To be done | Lines containing the word "Tổng" are to be located and copied.
-- Given information start --
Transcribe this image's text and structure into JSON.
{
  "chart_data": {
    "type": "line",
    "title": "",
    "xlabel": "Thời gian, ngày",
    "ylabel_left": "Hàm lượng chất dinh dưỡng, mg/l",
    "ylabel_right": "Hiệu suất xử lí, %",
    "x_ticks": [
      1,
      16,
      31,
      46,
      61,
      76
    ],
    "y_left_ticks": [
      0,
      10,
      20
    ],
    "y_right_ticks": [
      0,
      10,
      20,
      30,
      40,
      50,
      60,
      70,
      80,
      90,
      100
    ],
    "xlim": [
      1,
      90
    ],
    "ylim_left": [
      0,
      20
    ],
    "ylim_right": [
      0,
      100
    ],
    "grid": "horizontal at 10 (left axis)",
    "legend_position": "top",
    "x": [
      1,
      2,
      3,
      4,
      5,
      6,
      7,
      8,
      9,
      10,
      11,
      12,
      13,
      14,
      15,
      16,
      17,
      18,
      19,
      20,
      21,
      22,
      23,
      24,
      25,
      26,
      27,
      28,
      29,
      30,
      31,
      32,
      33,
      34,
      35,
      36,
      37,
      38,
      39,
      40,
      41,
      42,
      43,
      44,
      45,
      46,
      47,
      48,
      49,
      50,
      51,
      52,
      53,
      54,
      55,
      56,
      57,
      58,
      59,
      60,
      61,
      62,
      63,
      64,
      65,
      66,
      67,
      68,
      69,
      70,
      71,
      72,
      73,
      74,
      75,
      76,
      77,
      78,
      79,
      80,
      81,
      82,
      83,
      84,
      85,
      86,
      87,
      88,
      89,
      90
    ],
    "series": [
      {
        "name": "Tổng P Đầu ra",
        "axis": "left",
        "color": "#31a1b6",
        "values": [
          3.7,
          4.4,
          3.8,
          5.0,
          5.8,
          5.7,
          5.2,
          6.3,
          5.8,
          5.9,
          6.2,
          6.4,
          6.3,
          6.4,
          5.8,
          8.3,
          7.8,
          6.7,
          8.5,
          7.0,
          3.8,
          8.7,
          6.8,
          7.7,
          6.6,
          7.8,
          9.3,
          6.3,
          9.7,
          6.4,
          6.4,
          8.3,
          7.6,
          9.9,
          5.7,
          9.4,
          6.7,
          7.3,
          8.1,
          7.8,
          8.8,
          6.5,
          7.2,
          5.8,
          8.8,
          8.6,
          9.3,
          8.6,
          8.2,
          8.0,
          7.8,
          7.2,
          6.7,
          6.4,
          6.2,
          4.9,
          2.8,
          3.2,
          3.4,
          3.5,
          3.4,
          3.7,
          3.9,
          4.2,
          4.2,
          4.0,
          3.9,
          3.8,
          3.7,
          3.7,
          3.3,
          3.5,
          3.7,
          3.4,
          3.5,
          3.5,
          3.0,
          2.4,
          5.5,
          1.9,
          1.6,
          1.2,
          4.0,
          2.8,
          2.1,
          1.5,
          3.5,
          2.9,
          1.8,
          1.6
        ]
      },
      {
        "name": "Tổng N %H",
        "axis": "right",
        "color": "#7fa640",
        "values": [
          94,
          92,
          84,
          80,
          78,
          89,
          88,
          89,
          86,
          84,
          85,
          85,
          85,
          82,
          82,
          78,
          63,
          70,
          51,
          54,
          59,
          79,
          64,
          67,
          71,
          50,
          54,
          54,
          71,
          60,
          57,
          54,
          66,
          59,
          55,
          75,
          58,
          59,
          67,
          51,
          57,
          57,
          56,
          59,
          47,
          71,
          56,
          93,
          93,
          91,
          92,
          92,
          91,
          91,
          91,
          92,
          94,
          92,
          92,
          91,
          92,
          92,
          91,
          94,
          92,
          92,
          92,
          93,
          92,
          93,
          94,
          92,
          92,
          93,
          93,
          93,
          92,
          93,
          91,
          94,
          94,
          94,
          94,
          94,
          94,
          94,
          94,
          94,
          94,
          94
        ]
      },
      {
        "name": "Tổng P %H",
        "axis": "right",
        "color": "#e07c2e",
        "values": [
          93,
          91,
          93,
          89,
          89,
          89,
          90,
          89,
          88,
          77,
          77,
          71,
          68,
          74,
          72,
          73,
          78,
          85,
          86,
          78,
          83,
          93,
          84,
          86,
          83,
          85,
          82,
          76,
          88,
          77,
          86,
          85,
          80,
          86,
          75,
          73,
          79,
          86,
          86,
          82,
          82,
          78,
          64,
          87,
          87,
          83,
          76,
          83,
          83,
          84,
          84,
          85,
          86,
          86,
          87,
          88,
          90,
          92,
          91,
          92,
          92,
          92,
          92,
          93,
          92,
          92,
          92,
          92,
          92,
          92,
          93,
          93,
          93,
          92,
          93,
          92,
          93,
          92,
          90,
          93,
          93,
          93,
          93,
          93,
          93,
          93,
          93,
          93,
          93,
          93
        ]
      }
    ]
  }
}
-- Given information end --
Exercise result |
        "name": "Tổng P Đầu ra",
        "name": "Tổng N %H",
        "name": "Tổng P %H",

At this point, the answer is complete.